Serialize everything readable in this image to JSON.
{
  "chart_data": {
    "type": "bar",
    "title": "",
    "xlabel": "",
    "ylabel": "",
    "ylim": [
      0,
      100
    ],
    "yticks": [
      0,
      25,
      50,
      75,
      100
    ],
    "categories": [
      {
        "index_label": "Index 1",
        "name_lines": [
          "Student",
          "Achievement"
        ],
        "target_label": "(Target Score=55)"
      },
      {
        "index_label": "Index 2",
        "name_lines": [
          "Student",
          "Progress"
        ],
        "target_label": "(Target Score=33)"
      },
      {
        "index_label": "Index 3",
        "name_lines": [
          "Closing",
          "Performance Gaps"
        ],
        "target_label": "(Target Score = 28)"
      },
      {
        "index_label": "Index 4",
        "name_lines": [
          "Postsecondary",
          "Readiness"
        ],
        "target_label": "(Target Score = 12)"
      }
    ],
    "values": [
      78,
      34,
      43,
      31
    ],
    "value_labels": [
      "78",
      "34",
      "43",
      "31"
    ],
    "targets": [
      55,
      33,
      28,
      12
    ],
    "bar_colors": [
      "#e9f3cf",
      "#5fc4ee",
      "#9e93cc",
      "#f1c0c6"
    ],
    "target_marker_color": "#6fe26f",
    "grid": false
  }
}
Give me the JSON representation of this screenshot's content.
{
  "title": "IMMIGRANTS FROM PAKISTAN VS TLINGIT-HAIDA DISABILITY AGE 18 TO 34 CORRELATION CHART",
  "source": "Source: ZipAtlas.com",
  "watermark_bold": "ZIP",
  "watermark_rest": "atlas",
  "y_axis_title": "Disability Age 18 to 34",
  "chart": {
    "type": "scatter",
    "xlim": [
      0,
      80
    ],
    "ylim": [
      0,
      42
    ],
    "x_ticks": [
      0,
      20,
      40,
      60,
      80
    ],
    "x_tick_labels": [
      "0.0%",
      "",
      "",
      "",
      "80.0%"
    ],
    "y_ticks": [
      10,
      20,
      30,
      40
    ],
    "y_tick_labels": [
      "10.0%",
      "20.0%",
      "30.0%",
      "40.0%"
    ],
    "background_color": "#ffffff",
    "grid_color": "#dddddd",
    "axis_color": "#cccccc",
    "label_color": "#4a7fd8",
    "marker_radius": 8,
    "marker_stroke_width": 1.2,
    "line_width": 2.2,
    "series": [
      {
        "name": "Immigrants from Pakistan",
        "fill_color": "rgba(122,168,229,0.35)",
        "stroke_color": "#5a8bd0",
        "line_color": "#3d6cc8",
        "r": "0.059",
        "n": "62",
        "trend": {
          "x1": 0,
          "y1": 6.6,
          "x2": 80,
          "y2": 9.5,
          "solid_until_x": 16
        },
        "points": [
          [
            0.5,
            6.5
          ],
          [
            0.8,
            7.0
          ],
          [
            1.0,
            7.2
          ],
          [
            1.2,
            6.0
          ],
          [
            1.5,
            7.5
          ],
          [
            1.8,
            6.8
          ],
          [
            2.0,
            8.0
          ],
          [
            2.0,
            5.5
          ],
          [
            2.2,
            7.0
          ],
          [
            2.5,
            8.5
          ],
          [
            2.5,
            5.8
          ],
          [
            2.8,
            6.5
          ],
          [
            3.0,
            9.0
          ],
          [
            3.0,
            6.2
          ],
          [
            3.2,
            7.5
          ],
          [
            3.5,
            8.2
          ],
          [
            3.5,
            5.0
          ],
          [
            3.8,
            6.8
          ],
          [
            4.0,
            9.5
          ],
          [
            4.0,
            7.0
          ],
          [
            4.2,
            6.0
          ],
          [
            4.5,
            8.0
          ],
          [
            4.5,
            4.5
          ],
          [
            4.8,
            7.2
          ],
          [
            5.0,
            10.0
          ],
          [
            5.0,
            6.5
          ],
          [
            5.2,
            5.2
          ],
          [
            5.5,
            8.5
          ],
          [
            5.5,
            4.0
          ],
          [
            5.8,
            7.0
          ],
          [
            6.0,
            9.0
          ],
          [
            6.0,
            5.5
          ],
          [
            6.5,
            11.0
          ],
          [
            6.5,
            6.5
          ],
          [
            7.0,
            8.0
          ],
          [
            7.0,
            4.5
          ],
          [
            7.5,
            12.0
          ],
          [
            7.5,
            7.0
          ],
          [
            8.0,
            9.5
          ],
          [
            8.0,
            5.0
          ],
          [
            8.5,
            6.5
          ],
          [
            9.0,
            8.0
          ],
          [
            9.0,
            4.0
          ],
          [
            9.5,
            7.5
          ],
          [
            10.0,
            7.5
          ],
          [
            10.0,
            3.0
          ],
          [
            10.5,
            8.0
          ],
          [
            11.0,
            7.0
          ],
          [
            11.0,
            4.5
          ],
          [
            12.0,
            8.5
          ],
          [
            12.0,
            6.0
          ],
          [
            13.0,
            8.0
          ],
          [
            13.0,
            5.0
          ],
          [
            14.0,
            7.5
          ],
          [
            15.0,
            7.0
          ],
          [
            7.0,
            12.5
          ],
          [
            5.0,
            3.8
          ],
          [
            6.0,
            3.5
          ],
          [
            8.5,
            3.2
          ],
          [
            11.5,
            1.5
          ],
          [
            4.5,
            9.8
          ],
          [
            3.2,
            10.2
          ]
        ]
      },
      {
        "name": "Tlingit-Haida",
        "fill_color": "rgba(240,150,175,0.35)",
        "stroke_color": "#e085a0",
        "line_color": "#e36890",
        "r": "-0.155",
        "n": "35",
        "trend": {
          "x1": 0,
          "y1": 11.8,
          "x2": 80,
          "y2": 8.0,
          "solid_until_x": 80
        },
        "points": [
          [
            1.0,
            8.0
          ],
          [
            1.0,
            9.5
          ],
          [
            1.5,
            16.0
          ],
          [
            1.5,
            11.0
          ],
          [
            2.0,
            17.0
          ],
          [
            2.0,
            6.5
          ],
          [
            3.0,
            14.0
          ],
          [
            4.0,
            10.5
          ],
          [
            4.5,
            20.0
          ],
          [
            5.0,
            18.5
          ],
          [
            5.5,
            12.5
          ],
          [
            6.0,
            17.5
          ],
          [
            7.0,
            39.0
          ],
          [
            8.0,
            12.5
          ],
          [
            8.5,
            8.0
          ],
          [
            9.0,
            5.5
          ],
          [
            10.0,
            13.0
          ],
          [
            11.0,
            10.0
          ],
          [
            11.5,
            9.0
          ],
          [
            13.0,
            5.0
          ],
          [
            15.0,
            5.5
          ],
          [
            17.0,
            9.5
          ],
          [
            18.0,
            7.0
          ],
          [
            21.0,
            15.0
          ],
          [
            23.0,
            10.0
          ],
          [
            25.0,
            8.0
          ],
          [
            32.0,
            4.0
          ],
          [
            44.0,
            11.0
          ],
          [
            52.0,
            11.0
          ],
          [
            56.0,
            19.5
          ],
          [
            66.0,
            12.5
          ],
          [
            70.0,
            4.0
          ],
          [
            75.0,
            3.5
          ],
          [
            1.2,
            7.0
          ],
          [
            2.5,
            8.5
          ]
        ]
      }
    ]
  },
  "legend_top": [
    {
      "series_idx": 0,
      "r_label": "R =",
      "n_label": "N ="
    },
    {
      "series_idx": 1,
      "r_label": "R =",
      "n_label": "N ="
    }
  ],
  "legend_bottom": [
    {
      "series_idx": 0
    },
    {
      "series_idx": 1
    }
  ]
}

::::::::::

- [What you should do]: Look over the material above and show each line where "rgba" appears.

- [Task answer]:
        "fill_color": "rgba(122,168,229,0.35)",
        "fill_color": "rgba(240,150,175,0.35)",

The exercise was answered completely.